- **Short problem**: Write out, exactly as they appear, only the lines running from the line with "Decode this image" to the final line of the listing; include both.

>>>>>

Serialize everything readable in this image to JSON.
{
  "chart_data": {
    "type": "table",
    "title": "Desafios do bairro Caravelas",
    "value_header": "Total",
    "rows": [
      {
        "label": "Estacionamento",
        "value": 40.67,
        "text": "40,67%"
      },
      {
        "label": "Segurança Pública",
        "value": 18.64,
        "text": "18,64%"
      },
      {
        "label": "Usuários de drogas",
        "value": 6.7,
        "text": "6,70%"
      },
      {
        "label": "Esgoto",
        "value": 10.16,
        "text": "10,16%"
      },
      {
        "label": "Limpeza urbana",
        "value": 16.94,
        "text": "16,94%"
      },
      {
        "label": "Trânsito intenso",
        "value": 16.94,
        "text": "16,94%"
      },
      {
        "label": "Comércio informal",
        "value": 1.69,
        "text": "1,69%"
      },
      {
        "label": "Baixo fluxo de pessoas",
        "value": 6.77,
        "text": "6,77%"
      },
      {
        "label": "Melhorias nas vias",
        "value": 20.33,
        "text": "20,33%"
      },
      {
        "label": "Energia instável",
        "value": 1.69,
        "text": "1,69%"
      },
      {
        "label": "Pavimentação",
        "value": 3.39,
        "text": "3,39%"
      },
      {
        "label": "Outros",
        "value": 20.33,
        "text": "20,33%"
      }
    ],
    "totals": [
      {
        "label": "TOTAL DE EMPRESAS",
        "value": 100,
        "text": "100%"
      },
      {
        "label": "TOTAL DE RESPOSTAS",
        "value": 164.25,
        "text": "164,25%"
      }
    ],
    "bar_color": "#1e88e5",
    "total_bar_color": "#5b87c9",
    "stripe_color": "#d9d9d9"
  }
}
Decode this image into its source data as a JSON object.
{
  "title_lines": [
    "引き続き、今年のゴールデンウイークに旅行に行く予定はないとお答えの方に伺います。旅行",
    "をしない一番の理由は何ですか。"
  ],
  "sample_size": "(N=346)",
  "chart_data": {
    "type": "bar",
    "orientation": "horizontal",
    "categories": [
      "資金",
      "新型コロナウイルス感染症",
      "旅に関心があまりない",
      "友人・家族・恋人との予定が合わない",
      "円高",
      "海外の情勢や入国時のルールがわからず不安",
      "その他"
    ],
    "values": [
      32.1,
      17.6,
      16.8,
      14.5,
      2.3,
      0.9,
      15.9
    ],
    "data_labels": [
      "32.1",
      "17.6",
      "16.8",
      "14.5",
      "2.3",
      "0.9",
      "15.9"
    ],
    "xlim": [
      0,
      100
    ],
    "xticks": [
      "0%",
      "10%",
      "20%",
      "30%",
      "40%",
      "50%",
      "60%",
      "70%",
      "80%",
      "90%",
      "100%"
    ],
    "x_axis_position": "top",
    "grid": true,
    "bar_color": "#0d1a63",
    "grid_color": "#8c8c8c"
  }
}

<<<<<

- **Task answer**:
Decode this image into its source data as a JSON object.
{
  "title_lines": [
    "引き続き、今年のゴールデンウイークに旅行に行く予定はないとお答えの方に伺います。旅行",
    "をしない一番の理由は何ですか。"
  ],
  "sample_size": "(N=346)",
  "chart_data": {
    "type": "bar",
    "orientation": "horizontal",
    "categories": [
      "資金",
      "新型コロナウイルス感染症",
      "旅に関心があまりない",
      "友人・家族・恋人との予定が合わない",
      "円高",
      "海外の情勢や入国時のルールがわからず不安",
      "その他"
    ],
    "values": [
      32.1,
      17.6,
      16.8,
      14.5,
      2.3,
      0.9,
      15.9
    ],
    "data_labels": [
      "32.1",
      "17.6",
      "16.8",
      "14.5",
      "2.3",
      "0.9",
      "15.9"
    ],
    "xlim": [
      0,
      100
    ],
    "xticks": [
      "0%",
      "10%",
      "20%",
      "30%",
      "40%",
      "50%",
      "60%",
      "70%",
      "80%",
      "90%",
      "100%"
    ],
    "x_axis_position": "top",
    "grid": true,
    "bar_color": "#0d1a63",
    "grid_color": "#8c8c8c"
  }
}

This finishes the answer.